→ **Data rows**:

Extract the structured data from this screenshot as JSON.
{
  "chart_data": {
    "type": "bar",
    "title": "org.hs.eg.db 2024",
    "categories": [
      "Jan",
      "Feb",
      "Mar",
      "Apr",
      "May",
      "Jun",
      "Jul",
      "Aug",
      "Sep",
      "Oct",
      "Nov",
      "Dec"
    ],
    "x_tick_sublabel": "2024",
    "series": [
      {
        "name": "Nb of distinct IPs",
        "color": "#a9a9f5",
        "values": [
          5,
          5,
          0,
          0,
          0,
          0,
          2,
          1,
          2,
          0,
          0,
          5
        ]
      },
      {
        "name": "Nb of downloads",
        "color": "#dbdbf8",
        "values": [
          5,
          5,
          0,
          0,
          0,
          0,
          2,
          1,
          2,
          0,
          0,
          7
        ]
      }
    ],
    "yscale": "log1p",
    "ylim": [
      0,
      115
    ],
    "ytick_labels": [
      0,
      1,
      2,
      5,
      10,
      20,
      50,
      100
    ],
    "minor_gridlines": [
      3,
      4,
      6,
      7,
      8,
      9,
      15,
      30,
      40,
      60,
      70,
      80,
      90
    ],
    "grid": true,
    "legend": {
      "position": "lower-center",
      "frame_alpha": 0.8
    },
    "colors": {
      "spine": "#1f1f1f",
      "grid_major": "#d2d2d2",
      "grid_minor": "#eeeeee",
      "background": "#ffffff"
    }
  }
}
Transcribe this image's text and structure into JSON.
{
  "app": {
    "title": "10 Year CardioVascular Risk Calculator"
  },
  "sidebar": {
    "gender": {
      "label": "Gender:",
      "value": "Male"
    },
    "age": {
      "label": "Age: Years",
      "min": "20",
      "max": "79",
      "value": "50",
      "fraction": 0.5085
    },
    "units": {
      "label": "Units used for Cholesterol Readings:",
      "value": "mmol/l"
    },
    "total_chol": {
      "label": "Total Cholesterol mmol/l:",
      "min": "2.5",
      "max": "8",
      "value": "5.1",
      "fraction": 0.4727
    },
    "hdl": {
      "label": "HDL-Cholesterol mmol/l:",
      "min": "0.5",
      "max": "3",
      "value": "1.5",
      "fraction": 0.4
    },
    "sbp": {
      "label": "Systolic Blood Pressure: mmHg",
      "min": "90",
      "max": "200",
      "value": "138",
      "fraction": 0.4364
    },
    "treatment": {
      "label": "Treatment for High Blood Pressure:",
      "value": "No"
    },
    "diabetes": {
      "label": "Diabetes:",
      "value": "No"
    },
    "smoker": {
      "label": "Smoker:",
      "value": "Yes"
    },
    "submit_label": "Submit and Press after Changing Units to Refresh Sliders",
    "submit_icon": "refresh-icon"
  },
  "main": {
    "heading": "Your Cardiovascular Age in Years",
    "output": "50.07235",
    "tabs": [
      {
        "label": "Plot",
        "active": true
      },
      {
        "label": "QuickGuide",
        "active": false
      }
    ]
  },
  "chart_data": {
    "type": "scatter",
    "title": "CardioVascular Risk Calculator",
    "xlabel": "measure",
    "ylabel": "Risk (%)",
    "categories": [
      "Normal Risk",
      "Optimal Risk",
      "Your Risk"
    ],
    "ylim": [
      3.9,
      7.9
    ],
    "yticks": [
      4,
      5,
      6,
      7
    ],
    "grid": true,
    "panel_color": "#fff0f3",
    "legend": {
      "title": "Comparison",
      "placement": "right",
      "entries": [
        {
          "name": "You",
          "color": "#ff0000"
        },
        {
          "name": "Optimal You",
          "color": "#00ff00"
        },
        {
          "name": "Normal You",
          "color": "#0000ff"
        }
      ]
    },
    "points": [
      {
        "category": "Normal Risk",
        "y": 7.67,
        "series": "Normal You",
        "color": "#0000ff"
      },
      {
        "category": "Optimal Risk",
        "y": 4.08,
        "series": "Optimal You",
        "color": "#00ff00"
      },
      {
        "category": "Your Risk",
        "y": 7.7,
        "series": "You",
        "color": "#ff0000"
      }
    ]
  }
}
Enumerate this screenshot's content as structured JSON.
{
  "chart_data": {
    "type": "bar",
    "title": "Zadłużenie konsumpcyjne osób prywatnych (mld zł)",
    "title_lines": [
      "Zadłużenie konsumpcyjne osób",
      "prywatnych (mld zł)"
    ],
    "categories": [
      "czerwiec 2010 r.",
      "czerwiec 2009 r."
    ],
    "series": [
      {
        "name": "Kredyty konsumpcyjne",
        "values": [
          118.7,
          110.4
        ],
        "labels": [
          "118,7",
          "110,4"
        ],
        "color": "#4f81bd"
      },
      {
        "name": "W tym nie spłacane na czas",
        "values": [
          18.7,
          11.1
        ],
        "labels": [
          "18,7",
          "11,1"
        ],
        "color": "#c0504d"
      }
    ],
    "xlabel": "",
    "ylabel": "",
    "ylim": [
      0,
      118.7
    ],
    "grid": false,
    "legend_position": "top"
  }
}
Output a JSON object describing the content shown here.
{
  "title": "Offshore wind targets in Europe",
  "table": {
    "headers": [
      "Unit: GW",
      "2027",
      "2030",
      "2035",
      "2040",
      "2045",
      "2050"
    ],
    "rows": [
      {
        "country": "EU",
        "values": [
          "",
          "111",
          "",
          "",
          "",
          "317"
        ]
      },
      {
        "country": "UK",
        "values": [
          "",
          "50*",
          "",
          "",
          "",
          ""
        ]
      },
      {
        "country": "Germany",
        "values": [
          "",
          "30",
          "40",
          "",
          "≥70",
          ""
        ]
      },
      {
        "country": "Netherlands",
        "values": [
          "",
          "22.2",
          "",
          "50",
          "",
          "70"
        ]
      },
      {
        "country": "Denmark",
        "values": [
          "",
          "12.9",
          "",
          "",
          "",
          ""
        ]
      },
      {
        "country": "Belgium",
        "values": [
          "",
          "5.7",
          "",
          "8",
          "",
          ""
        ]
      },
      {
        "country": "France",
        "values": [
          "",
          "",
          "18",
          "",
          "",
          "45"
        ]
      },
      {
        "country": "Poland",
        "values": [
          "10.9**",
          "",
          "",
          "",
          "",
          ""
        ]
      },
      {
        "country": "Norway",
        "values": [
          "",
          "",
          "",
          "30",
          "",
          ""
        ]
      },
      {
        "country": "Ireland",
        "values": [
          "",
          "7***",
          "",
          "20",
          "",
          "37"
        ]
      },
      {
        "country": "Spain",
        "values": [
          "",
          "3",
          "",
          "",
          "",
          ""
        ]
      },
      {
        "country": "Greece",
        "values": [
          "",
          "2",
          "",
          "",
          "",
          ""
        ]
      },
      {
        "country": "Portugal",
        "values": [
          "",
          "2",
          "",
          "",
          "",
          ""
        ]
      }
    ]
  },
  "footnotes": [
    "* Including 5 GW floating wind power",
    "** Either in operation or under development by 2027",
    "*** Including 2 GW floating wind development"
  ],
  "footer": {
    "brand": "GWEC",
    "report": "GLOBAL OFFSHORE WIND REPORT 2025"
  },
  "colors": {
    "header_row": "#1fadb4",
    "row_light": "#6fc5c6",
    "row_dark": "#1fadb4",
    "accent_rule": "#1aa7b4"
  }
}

→ **Job**: Copy every line of the entries above in which "structured" occurs.

→ **Output**:
Extract the structured data from this screenshot as JSON.
Enumerate this screenshot's content as structured JSON.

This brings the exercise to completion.